## Information given
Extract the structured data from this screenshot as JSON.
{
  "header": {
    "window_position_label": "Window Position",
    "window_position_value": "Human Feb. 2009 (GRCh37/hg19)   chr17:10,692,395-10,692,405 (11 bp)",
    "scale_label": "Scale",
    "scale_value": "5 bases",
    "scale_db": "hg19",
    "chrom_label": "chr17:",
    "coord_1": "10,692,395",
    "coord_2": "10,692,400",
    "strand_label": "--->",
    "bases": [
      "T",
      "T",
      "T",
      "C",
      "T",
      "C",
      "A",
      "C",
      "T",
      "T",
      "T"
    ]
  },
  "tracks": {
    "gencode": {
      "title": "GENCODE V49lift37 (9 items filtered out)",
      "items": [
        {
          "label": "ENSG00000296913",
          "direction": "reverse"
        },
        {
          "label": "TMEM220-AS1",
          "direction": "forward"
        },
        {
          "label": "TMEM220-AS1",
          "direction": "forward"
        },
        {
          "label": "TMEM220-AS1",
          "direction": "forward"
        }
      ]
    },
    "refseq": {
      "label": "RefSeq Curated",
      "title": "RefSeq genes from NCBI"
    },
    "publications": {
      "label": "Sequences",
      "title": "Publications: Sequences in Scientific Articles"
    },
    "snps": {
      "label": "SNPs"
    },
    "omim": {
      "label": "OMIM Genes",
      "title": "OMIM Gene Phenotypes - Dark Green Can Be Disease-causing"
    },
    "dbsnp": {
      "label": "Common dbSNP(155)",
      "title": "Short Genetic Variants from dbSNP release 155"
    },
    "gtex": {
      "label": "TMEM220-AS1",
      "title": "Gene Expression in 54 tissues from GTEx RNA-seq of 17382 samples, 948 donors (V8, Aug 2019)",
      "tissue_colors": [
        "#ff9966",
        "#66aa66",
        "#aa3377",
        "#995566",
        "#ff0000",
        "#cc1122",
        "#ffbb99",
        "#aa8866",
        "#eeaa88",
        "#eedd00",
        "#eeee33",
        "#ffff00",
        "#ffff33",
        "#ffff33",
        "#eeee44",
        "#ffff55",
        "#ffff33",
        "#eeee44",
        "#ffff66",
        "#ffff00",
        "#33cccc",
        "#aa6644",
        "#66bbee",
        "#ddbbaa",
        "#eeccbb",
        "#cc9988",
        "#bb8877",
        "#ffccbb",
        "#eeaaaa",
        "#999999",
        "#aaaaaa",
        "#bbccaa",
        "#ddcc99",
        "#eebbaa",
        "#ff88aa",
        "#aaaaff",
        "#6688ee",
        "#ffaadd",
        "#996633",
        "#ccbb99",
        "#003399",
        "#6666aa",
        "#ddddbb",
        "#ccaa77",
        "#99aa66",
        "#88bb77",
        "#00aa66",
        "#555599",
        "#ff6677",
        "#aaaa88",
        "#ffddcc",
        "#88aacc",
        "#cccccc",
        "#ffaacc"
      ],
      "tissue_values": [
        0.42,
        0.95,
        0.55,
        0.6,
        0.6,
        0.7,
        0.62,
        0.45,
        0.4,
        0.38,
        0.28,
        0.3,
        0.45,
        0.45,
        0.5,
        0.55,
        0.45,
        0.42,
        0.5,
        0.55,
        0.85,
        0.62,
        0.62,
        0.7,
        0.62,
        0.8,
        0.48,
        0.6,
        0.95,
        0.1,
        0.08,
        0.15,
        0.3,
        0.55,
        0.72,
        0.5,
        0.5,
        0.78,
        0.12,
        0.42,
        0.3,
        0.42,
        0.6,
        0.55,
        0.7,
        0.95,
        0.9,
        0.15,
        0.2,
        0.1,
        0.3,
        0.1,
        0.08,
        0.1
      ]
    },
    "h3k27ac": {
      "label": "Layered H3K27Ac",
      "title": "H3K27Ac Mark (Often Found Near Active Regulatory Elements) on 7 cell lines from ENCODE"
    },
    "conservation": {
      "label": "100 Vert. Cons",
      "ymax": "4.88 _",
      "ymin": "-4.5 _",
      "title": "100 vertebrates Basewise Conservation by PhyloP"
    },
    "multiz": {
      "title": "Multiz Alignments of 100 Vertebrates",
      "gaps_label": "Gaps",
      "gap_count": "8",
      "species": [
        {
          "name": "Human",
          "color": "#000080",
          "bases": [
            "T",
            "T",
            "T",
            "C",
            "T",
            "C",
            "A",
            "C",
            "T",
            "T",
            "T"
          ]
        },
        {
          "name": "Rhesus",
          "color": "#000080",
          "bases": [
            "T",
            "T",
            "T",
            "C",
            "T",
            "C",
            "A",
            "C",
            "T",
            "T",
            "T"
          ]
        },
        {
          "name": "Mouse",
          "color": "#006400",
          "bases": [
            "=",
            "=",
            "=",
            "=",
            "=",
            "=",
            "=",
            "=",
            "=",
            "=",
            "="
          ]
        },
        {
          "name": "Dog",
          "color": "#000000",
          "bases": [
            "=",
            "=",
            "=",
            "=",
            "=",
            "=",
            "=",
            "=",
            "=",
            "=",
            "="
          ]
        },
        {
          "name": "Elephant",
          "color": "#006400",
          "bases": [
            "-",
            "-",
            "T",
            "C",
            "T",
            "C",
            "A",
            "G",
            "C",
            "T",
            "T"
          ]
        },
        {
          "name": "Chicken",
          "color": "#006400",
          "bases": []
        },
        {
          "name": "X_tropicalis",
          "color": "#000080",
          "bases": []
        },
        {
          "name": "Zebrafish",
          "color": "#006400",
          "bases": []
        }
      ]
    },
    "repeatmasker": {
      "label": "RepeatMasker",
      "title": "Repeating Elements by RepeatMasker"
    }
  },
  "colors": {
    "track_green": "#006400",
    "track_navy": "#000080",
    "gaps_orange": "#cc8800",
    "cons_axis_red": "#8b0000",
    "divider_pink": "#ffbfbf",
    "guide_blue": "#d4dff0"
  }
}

## Work required
Find the word "Sequences" in the data and copy out each line where it turns up.

## Output for this exercise
      "label": "Sequences",
      "title": "Publications: Sequences in Scientific Articles"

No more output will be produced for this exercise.